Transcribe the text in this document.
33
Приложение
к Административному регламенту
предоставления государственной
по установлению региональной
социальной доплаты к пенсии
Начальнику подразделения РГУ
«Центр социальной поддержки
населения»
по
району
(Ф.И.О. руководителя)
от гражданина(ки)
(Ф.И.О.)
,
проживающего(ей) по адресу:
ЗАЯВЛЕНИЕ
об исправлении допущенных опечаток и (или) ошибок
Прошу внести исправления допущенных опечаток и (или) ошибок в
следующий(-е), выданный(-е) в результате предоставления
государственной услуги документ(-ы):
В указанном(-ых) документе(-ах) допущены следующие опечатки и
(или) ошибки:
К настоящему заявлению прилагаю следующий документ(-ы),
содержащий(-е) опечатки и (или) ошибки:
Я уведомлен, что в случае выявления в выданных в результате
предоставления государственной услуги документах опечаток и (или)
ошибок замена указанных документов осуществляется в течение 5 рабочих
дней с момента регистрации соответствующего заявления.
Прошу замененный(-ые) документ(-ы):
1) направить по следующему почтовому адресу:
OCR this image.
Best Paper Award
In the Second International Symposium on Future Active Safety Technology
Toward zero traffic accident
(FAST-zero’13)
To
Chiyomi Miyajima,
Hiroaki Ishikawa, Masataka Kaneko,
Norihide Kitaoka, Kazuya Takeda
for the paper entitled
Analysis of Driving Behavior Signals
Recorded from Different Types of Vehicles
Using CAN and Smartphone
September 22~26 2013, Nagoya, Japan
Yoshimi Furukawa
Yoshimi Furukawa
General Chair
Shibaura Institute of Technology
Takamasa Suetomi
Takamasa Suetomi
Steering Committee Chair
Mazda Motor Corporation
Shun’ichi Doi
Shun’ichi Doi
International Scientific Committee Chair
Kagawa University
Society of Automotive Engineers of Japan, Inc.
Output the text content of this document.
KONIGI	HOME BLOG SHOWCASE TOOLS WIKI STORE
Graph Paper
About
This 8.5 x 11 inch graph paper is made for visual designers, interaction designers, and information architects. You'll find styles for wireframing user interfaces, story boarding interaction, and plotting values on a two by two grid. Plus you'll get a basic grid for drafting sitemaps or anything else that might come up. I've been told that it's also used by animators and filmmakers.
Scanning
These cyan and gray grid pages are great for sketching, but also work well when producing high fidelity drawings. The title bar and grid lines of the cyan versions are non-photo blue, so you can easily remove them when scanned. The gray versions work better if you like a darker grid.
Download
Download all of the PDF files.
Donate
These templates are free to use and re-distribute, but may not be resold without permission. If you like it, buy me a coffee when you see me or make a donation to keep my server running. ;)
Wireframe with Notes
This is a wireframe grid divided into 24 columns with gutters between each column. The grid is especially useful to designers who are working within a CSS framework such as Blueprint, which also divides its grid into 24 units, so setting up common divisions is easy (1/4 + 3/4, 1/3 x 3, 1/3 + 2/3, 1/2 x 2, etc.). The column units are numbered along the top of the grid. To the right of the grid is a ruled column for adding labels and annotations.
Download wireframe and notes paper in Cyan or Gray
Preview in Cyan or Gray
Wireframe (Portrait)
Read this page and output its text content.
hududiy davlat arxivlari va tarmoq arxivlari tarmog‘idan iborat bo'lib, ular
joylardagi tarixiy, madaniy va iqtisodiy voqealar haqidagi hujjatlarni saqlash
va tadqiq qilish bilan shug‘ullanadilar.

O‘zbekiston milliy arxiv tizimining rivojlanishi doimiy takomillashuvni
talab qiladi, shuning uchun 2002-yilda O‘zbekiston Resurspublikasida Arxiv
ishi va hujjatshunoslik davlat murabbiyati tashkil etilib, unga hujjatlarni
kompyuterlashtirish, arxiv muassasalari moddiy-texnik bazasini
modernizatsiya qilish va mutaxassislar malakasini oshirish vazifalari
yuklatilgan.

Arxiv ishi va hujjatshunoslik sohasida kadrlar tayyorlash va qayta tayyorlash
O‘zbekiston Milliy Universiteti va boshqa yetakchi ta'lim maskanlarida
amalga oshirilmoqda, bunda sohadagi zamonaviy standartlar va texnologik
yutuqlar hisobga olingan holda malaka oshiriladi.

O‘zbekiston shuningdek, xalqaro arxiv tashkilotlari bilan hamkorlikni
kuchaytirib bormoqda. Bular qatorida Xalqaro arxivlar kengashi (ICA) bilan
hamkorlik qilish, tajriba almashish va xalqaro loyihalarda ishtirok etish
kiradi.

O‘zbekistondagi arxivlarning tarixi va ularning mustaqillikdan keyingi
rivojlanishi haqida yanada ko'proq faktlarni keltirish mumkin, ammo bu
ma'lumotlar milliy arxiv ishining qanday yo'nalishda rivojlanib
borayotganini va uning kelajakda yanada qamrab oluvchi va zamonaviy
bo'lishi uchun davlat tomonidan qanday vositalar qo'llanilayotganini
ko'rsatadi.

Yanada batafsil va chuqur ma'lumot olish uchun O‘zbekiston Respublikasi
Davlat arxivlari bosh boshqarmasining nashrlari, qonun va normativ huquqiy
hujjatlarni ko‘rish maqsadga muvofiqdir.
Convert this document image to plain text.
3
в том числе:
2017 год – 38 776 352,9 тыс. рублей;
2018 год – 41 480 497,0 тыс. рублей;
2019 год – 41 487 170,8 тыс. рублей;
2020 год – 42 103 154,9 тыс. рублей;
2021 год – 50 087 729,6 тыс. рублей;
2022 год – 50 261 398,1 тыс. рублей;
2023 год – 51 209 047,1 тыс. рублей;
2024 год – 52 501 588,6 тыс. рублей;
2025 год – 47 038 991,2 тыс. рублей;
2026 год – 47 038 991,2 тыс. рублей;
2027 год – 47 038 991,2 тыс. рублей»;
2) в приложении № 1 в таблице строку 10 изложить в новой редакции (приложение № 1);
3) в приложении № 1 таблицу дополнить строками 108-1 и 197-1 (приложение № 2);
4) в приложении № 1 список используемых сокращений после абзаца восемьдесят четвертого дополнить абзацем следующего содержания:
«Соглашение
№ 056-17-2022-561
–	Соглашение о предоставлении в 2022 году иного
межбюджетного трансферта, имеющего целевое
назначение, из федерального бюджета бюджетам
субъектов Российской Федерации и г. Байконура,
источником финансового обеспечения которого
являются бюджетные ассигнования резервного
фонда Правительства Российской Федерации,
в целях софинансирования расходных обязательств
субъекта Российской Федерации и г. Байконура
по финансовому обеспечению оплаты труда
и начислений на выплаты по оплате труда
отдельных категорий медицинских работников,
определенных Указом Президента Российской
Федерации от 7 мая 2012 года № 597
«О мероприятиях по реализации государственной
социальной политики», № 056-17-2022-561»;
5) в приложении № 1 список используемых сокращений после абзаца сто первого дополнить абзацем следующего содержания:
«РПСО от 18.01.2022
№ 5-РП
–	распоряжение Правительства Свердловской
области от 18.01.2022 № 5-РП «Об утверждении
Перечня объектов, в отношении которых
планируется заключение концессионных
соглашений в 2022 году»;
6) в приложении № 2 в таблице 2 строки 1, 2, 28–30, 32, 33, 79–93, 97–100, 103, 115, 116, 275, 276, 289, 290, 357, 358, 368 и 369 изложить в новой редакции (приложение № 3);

**Exercise**:
Write the entries again, exactly as they stand.

**Exercise output**:
Transcribe the text in this document.
33
Приложение
к Административному регламенту
предоставления государственной
по установлению региональной
социальной доплаты к пенсии
Начальнику подразделения РГУ
«Центр социальной поддержки
населения»
по
району
(Ф.И.О. руководителя)
от гражданина(ки)
(Ф.И.О.)
,
проживающего(ей) по адресу:
ЗАЯВЛЕНИЕ
об исправлении допущенных опечаток и (или) ошибок
Прошу внести исправления допущенных опечаток и (или) ошибок в
следующий(-е), выданный(-е) в результате предоставления
государственной услуги документ(-ы):
В указанном(-ых) документе(-ах) допущены следующие опечатки и
(или) ошибки:
К настоящему заявлению прилагаю следующий документ(-ы),
содержащий(-е) опечатки и (или) ошибки:
Я уведомлен, что в случае выявления в выданных в результате
предоставления государственной услуги документах опечаток и (или)
ошибок замена указанных документов осуществляется в течение 5 рабочих
дней с момента регистрации соответствующего заявления.
Прошу замененный(-ые) документ(-ы):
1) направить по следующему почтовому адресу:
OCR this image.
Best Paper Award
In the Second International Symposium on Future Active Safety Technology
Toward zero traffic accident
(FAST-zero’13)
To
Chiyomi Miyajima,
Hiroaki Ishikawa, Masataka Kaneko,
Norihide Kitaoka, Kazuya Takeda
for the paper entitled
Analysis of Driving Behavior Signals
Recorded from Different Types of Vehicles
Using CAN and Smartphone
September 22~26 2013, Nagoya, Japan
Yoshimi Furukawa
Yoshimi Furukawa
General Chair
Shibaura Institute of Technology
Takamasa Suetomi
Takamasa Suetomi
Steering Committee Chair
Mazda Motor Corporation
Shun’ichi Doi
Shun’ichi Doi
International Scientific Committee Chair
Kagawa University
Society of Automotive Engineers of Japan, Inc.
Output the text content of this document.
KONIGI	HOME BLOG SHOWCASE TOOLS WIKI STORE
Graph Paper
About
This 8.5 x 11 inch graph paper is made for visual designers, interaction designers, and information architects. You'll find styles for wireframing user interfaces, story boarding interaction, and plotting values on a two by two grid. Plus you'll get a basic grid for drafting sitemaps or anything else that might come up. I've been told that it's also used by animators and filmmakers.
Scanning
These cyan and gray grid pages are great for sketching, but also work well when producing high fidelity drawings. The title bar and grid lines of the cyan versions are non-photo blue, so you can easily remove them when scanned. The gray versions work better if you like a darker grid.
Download
Download all of the PDF files.
Donate
These templates are free to use and re-distribute, but may not be resold without permission. If you like it, buy me a coffee when you see me or make a donation to keep my server running. ;)
Wireframe with Notes
This is a wireframe grid divided into 24 columns with gutters between each column. The grid is especially useful to designers who are working within a CSS framework such as Blueprint, which also divides its grid into 24 units, so setting up common divisions is easy (1/4 + 3/4, 1/3 x 3, 1/3 + 2/3, 1/2 x 2, etc.). The column units are numbered along the top of the grid. To the right of the grid is a ruled column for adding labels and annotations.
Download wireframe and notes paper in Cyan or Gray
Preview in Cyan or Gray
Wireframe (Portrait)
Read this page and output its text content.
hududiy davlat arxivlari va tarmoq arxivlari tarmog‘idan iborat bo'lib, ular
joylardagi tarixiy, madaniy va iqtisodiy voqealar haqidagi hujjatlarni saqlash
va tadqiq qilish bilan shug‘ullanadilar.

O‘zbekiston milliy arxiv tizimining rivojlanishi doimiy takomillashuvni
talab qiladi, shuning uchun 2002-yilda O‘zbekiston Resurspublikasida Arxiv
ishi va hujjatshunoslik davlat murabbiyati tashkil etilib, unga hujjatlarni
kompyuterlashtirish, arxiv muassasalari moddiy-texnik bazasini
modernizatsiya qilish va mutaxassislar malakasini oshirish vazifalari
yuklatilgan.

Arxiv ishi va hujjatshunoslik sohasida kadrlar tayyorlash va qayta tayyorlash
O‘zbekiston Milliy Universiteti va boshqa yetakchi ta'lim maskanlarida
amalga oshirilmoqda, bunda sohadagi zamonaviy standartlar va texnologik
yutuqlar hisobga olingan holda malaka oshiriladi.

O‘zbekiston shuningdek, xalqaro arxiv tashkilotlari bilan hamkorlikni
kuchaytirib bormoqda. Bular qatorida Xalqaro arxivlar kengashi (ICA) bilan
hamkorlik qilish, tajriba almashish va xalqaro loyihalarda ishtirok etish
kiradi.

O‘zbekistondagi arxivlarning tarixi va ularning mustaqillikdan keyingi
rivojlanishi haqida yanada ko'proq faktlarni keltirish mumkin, ammo bu
ma'lumotlar milliy arxiv ishining qanday yo'nalishda rivojlanib
borayotganini va uning kelajakda yanada qamrab oluvchi va zamonaviy
bo'lishi uchun davlat tomonidan qanday vositalar qo'llanilayotganini
ko'rsatadi.

Yanada batafsil va chuqur ma'lumot olish uchun O‘zbekiston Respublikasi
Davlat arxivlari bosh boshqarmasining nashrlari, qonun va normativ huquqiy
hujjatlarni ko‘rish maqsadga muvofiqdir.
Convert this document image to plain text.
3
в том числе:
2017 год – 38 776 352,9 тыс. рублей;
2018 год – 41 480 497,0 тыс. рублей;
2019 год – 41 487 170,8 тыс. рублей;
2020 год – 42 103 154,9 тыс. рублей;
2021 год – 50 087 729,6 тыс. рублей;
2022 год – 50 261 398,1 тыс. рублей;
2023 год – 51 209 047,1 тыс. рублей;
2024 год – 52 501 588,6 тыс. рублей;
2025 год – 47 038 991,2 тыс. рублей;
2026 год – 47 038 991,2 тыс. рублей;
2027 год – 47 038 991,2 тыс. рублей»;
2) в приложении № 1 в таблице строку 10 изложить в новой редакции (приложение № 1);
3) в приложении № 1 таблицу дополнить строками 108-1 и 197-1 (приложение № 2);
4) в приложении № 1 список используемых сокращений после абзаца восемьдесят четвертого дополнить абзацем следующего содержания:
«Соглашение
№ 056-17-2022-561
–	Соглашение о предоставлении в 2022 году иного
межбюджетного трансферта, имеющего целевое
назначение, из федерального бюджета бюджетам
субъектов Российской Федерации и г. Байконура,
источником финансового обеспечения которого
являются бюджетные ассигнования резервного
фонда Правительства Российской Федерации,
в целях софинансирования расходных обязательств
субъекта Российской Федерации и г. Байконура
по финансовому обеспечению оплаты труда
и начислений на выплаты по оплате труда
отдельных категорий медицинских работников,
определенных Указом Президента Российской
Федерации от 7 мая 2012 года № 597
«О мероприятиях по реализации государственной
социальной политики», № 056-17-2022-561»;
5) в приложении № 1 список используемых сокращений после абзаца сто первого дополнить абзацем следующего содержания:
«РПСО от 18.01.2022
№ 5-РП
–	распоряжение Правительства Свердловской
области от 18.01.2022 № 5-РП «Об утверждении
Перечня объектов, в отношении которых
планируется заключение концессионных
соглашений в 2022 году»;
6) в приложении № 2 в таблице 2 строки 1, 2, 28–30, 32, 33, 79–93, 97–100, 103, 115, 116, 275, 276, 289, 290, 357, 358, 368 и 369 изложить в новой редакции (приложение № 3);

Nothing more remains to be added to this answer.